Given request: In your copy, leave out the pictures; write out all the data exactly.

Extracts from a graphics dataset:
--- start ---

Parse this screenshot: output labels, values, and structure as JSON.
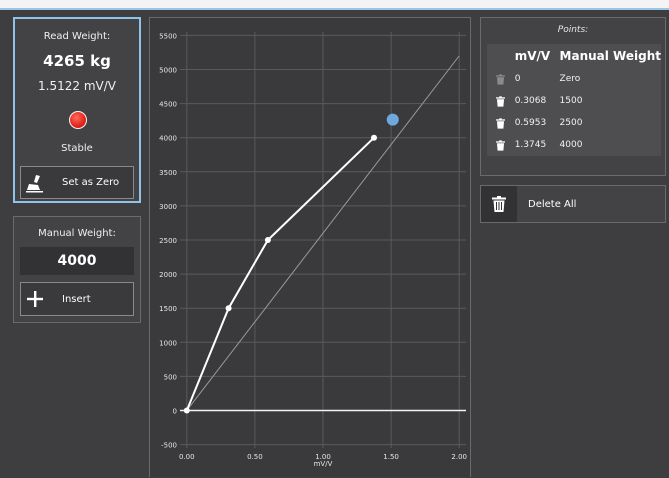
{
  "read_panel": {
    "title": "Read Weight:",
    "weight": "4265 kg",
    "mvv": "1.5122 mV/V",
    "status": "Stable",
    "status_color": "#e3231b",
    "zero_button": {
      "label": "Set as Zero",
      "icon": "broom-icon"
    }
  },
  "manual_panel": {
    "title": "Manual Weight:",
    "value": "4000",
    "insert_button": {
      "label": "Insert",
      "icon": "plus-icon"
    }
  },
  "points_panel": {
    "title": "Points:",
    "headers": [
      "mV/V",
      "Manual Weight"
    ],
    "rows": [
      {
        "mvv": "0",
        "weight": "Zero",
        "delete_enabled": false
      },
      {
        "mvv": "0.3068",
        "weight": "1500",
        "delete_enabled": true
      },
      {
        "mvv": "0.5953",
        "weight": "2500",
        "delete_enabled": true
      },
      {
        "mvv": "1.3745",
        "weight": "4000",
        "delete_enabled": true
      }
    ],
    "delete_all": {
      "label": "Delete All",
      "icon": "trash-icon"
    }
  },
  "chart_data": {
    "type": "line",
    "xlabel": "mV/V",
    "ylabel": "",
    "xlim": [
      -0.05,
      2.05
    ],
    "ylim": [
      -550,
      5550
    ],
    "x_ticks": [
      0,
      0.5,
      1,
      1.5,
      2
    ],
    "x_tick_labels": [
      "0.00",
      "0.50",
      "1.00",
      "1.50",
      "2.00"
    ],
    "y_ticks": [
      -500,
      0,
      500,
      1000,
      1500,
      2000,
      2500,
      3000,
      3500,
      4000,
      4500,
      5000,
      5500
    ],
    "y_tick_labels": [
      "-500",
      "0",
      "500",
      "1000",
      "1500",
      "2000",
      "2500",
      "3000",
      "3500",
      "4000",
      "4500",
      "5000",
      "5500"
    ],
    "grid": true,
    "series": [
      {
        "values_x": [
          0,
          0.3068,
          0.5953,
          1.3745
        ],
        "values_y": [
          0,
          1500,
          2500,
          4000
        ],
        "color": "#ffffff"
      },
      {
        "values_x": [
          0,
          2.0
        ],
        "values_y": [
          0,
          5200
        ],
        "color": "#9a9a9c"
      }
    ],
    "current_point": {
      "x": 1.5122,
      "y": 4265,
      "color": "#6fa8dc"
    }
  }
}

--- end ---

Correct output:
Parse this screenshot: output labels, values, and structure as JSON.
{
  "read_panel": {
    "title": "Read Weight:",
    "weight": "4265 kg",
    "mvv": "1.5122 mV/V",
    "status": "Stable",
    "status_color": "#e3231b",
    "zero_button": {
      "label": "Set as Zero",
      "icon": "broom-icon"
    }
  },
  "manual_panel": {
    "title": "Manual Weight:",
    "value": "4000",
    "insert_button": {
      "label": "Insert",
      "icon": "plus-icon"
    }
  },
  "points_panel": {
    "title": "Points:",
    "headers": [
      "mV/V",
      "Manual Weight"
    ],
    "rows": [
      {
        "mvv": "0",
        "weight": "Zero",
        "delete_enabled": false
      },
      {
        "mvv": "0.3068",
        "weight": "1500",
        "delete_enabled": true
      },
      {
        "mvv": "0.5953",
        "weight": "2500",
        "delete_enabled": true
      },
      {
        "mvv": "1.3745",
        "weight": "4000",
        "delete_enabled": true
      }
    ],
    "delete_all": {
      "label": "Delete All",
      "icon": "trash-icon"
    }
  },
  "chart_data": {
    "type": "line",
    "xlabel": "mV/V",
    "ylabel": "",
    "xlim": [
      -0.05,
      2.05
    ],
    "ylim": [
      -550,
      5550
    ],
    "x_ticks": [
      0,
      0.5,
      1,
      1.5,
      2
    ],
    "x_tick_labels": [
      "0.00",
      "0.50",
      "1.00",
      "1.50",
      "2.00"
    ],
    "y_ticks": [
      -500,
      0,
      500,
      1000,
      1500,
      2000,
      2500,
      3000,
      3500,
      4000,
      4500,
      5000,
      5500
    ],
    "y_tick_labels": [
      "-500",
      "0",
      "500",
      "1000",
      "1500",
      "2000",
      "2500",
      "3000",
      "3500",
      "4000",
      "4500",
      "5000",
      "5500"
    ],
    "grid": true,
    "series": [
      {
        "values_x": [
          0,
          0.3068,
          0.5953,
          1.3745
        ],
        "values_y": [
          0,
          1500,
          2500,
          4000
        ],
        "color": "#ffffff"
      },
      {
        "values_x": [
          0,
          2.0
        ],
        "values_y": [
          0,
          5200
        ],
        "color": "#9a9a9c"
      }
    ],
    "current_point": {
      "x": 1.5122,
      "y": 4265,
      "color": "#6fa8dc"
    }
  }
}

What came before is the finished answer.